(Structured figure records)
|---|

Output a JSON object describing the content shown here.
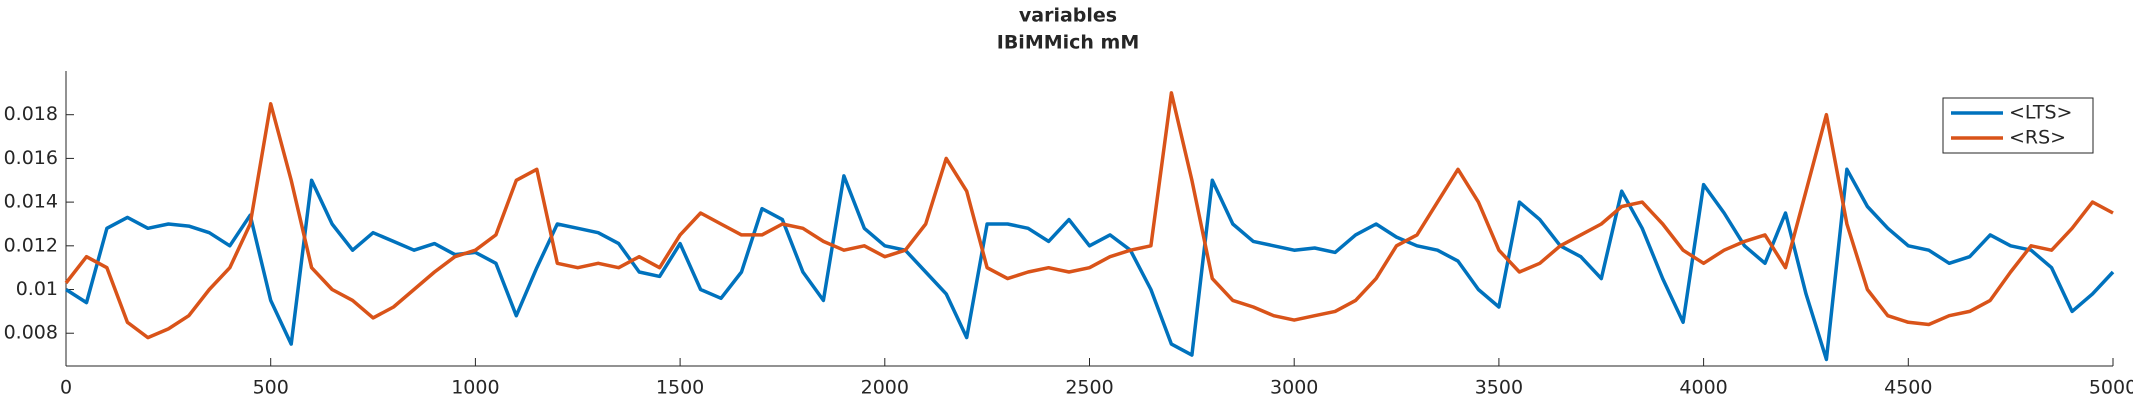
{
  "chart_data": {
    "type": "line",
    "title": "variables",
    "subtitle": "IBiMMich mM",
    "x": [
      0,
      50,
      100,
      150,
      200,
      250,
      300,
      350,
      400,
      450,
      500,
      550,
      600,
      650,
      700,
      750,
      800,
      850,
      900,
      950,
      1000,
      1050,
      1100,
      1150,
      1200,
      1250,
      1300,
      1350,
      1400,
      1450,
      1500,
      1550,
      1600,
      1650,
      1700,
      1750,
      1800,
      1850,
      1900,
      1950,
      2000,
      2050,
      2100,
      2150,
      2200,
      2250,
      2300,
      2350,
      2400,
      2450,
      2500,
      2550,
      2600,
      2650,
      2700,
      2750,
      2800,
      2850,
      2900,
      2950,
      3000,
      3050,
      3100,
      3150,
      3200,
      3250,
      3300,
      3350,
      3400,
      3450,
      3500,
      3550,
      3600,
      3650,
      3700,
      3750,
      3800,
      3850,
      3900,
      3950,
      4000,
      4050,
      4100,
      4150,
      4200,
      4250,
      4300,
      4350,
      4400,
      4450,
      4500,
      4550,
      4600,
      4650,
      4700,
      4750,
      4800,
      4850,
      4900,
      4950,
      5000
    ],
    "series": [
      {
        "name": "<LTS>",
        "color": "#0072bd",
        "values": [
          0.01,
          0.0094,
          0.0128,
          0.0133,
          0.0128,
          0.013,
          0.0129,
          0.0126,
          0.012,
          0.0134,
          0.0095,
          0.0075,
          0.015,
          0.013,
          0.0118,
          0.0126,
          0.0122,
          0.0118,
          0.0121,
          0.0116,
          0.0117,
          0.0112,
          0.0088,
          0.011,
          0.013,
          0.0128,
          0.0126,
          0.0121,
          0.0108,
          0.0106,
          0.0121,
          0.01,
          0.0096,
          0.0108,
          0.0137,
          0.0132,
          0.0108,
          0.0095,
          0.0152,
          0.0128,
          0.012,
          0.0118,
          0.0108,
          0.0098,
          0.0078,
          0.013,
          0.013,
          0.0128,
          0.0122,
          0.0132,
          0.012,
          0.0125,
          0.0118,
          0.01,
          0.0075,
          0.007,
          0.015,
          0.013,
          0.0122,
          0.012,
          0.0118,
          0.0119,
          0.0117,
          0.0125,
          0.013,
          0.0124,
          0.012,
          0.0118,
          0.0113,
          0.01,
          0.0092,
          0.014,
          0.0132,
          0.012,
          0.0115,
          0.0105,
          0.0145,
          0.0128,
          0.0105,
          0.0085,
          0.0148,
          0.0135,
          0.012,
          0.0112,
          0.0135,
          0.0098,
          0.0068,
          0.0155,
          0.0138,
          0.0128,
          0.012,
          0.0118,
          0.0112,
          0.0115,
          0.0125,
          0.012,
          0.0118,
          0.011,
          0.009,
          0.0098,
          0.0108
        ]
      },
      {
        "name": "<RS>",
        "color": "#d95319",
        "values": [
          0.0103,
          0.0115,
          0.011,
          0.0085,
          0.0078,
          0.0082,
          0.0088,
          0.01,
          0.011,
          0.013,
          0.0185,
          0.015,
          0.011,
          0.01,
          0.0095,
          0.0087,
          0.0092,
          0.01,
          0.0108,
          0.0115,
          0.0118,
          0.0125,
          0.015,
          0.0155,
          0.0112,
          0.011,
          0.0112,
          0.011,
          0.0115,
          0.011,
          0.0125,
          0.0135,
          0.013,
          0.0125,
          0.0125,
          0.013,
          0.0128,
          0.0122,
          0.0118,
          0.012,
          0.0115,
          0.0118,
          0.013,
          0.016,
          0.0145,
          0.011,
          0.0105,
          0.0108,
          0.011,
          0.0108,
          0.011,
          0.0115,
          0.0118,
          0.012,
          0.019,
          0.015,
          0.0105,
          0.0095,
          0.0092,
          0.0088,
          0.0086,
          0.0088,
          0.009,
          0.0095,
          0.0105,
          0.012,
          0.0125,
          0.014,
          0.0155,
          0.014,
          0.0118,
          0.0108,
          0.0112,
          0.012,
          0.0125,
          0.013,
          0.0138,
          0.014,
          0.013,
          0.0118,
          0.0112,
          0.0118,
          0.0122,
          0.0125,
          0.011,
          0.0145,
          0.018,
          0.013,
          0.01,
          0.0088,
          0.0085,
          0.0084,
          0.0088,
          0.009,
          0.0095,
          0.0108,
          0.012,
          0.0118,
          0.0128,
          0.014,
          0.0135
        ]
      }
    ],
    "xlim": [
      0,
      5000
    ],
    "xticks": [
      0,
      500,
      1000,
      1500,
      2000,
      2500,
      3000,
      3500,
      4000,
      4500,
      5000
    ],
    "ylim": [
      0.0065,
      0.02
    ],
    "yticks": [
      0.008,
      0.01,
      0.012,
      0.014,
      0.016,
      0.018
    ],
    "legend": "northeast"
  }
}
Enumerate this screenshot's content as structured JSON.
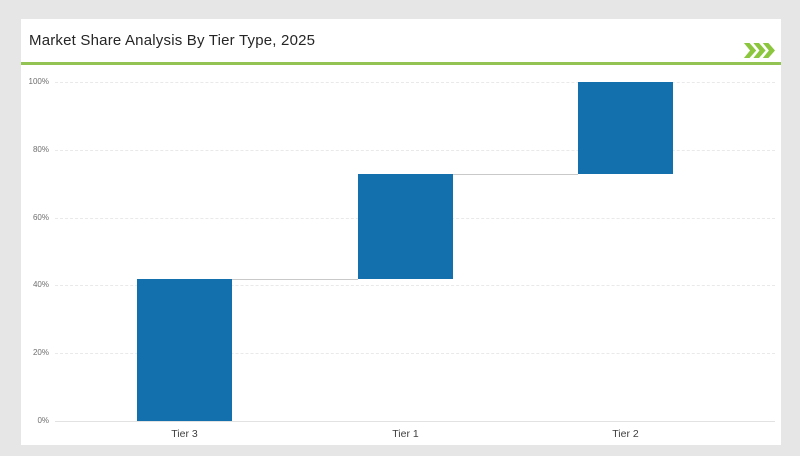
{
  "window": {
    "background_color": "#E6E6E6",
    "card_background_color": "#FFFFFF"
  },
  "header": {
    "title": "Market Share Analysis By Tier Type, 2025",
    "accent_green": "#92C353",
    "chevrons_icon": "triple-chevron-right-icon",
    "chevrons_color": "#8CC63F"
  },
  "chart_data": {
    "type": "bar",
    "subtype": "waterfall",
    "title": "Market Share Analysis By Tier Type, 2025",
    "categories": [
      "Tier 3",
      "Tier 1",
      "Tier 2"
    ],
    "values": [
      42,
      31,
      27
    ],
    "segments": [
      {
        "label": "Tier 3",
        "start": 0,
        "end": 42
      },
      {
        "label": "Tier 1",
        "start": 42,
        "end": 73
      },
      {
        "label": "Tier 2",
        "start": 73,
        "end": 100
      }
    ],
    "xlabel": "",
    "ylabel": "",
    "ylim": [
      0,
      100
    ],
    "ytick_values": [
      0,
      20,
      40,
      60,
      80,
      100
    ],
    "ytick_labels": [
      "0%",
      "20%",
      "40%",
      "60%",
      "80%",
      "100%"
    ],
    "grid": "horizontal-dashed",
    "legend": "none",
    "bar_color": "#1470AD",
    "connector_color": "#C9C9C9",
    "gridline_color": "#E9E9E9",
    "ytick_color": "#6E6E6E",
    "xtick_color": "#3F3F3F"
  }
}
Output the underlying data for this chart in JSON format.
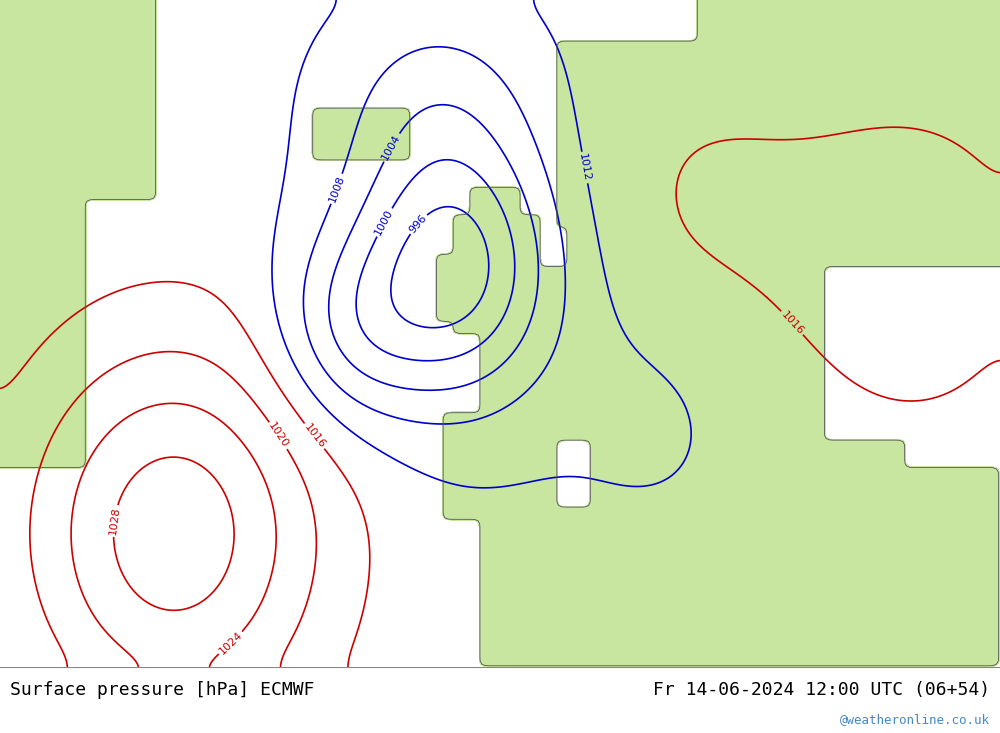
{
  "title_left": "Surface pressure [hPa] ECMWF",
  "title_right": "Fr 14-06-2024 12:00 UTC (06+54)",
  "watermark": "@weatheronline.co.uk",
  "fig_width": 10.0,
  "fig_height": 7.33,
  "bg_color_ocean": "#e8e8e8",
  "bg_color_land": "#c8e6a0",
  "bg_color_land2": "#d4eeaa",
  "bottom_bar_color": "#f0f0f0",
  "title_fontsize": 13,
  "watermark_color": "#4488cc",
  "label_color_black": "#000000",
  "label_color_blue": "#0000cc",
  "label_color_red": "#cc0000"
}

|---|

◆ **What is required**: Locate the word "JSON" in the entries, and copy every line where it is found.

◆ **Solution to this task**:
Output a JSON object describing the content shown here.
Enumerate this screenshot's content as structured JSON.
Output the underlying data for this chart in JSON format.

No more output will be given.